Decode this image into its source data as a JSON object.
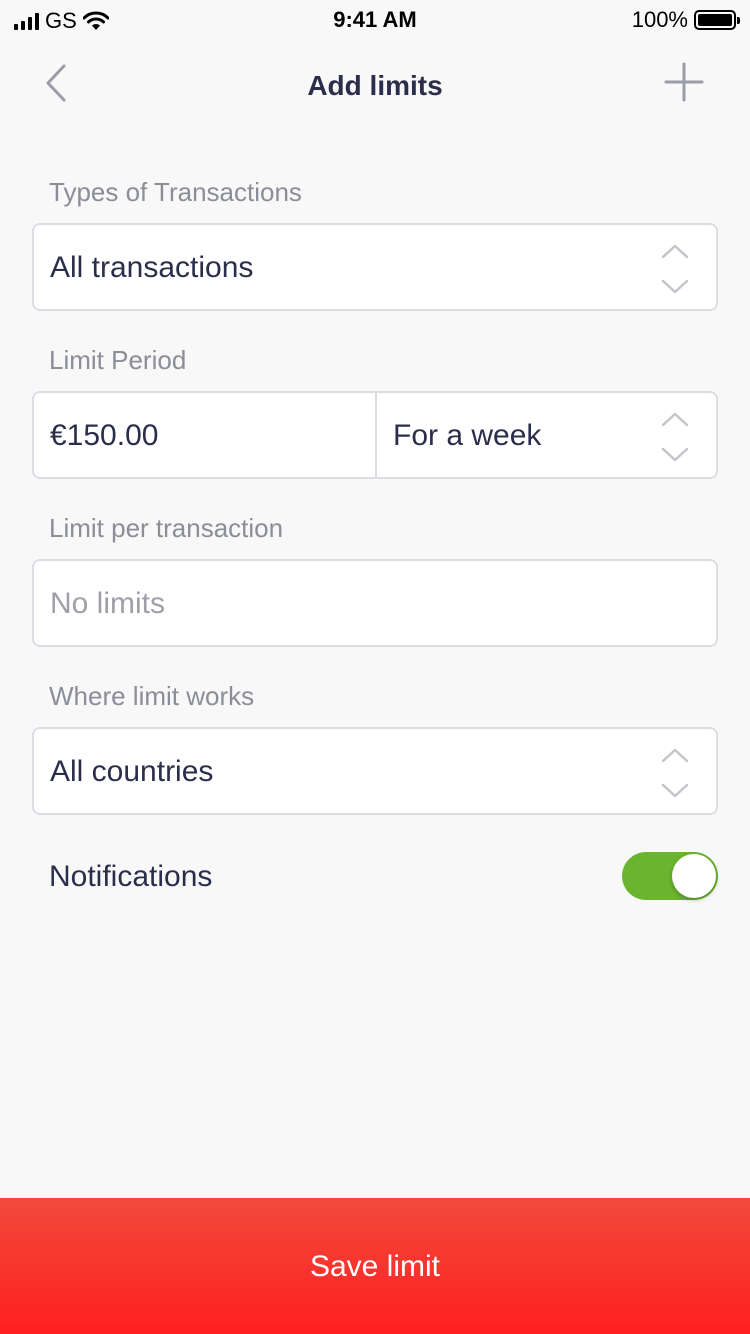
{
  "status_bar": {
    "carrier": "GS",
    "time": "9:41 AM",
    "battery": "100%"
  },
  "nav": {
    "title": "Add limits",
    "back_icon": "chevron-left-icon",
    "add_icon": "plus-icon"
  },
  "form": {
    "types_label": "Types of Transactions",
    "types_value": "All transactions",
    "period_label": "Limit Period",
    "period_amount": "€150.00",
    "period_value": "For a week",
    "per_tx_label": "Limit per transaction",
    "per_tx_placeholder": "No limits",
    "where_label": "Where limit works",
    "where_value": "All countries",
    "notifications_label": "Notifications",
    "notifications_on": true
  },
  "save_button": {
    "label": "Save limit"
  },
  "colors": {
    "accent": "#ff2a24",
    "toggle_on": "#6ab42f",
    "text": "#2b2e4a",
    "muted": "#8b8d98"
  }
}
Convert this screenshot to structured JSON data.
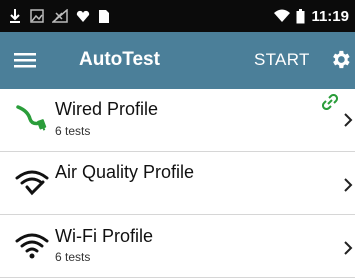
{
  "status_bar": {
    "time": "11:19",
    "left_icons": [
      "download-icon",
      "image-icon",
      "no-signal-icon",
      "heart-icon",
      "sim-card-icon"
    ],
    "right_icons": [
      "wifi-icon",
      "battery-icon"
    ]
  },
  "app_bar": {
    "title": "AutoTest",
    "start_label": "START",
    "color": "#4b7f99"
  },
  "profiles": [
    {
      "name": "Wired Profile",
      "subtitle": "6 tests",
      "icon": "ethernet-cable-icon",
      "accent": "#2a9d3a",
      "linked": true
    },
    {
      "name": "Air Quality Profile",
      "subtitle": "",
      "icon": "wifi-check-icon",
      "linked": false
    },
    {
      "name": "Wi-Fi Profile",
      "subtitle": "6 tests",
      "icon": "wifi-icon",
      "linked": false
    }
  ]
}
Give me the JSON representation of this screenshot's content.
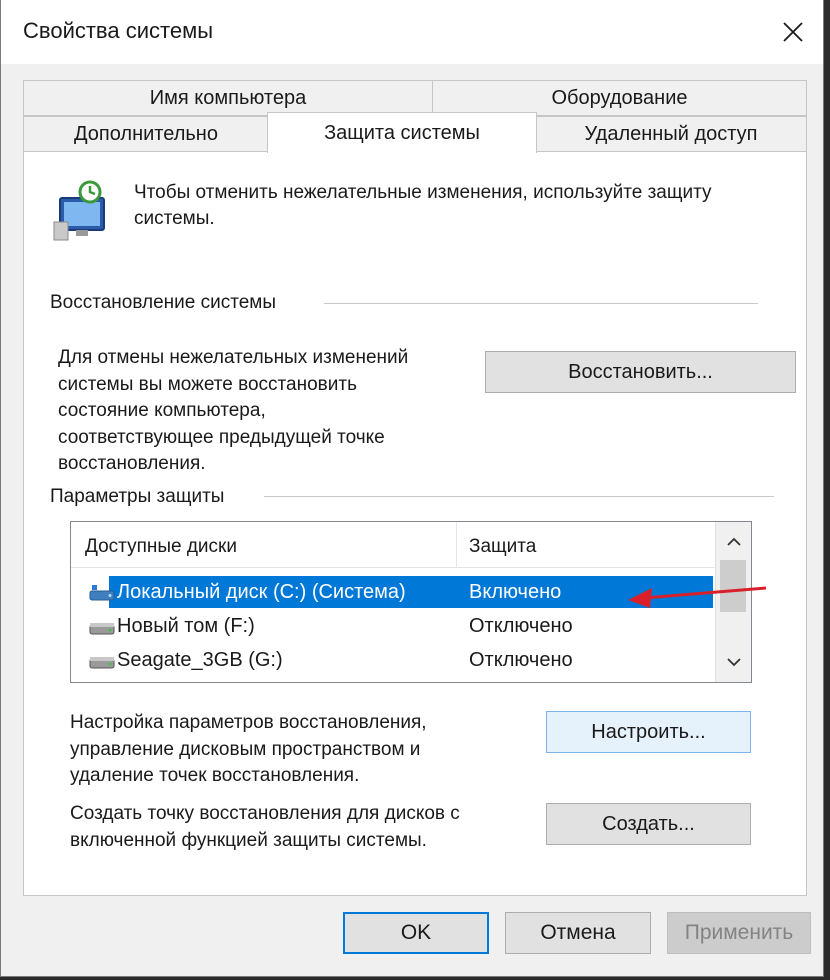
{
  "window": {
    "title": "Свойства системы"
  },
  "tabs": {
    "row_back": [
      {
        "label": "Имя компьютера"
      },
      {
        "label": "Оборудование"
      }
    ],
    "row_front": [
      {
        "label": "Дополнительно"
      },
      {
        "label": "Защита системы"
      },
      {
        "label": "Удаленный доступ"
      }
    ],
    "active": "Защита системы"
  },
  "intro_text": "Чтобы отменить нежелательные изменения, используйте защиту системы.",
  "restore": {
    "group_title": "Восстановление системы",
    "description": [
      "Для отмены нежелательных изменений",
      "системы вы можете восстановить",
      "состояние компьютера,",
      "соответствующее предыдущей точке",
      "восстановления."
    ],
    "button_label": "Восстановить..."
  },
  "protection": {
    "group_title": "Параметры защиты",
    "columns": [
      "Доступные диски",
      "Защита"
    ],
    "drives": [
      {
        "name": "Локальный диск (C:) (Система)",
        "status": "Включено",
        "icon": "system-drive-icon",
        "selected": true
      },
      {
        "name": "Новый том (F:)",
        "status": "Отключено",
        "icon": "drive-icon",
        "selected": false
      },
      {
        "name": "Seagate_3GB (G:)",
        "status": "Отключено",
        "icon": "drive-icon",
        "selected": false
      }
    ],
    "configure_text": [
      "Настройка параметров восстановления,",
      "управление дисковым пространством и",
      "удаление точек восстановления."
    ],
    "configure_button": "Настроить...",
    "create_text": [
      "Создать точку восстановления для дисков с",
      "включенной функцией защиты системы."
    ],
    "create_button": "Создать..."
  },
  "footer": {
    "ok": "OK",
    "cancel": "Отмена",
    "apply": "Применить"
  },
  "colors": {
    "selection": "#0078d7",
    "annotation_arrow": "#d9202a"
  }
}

------------------------------------------------------------------------

- **INSTRUCTIONS TO FOLLOW**:
How many lines in these entries hold the string "name"? Answer with the number alone.

- **OUTPUT**:
6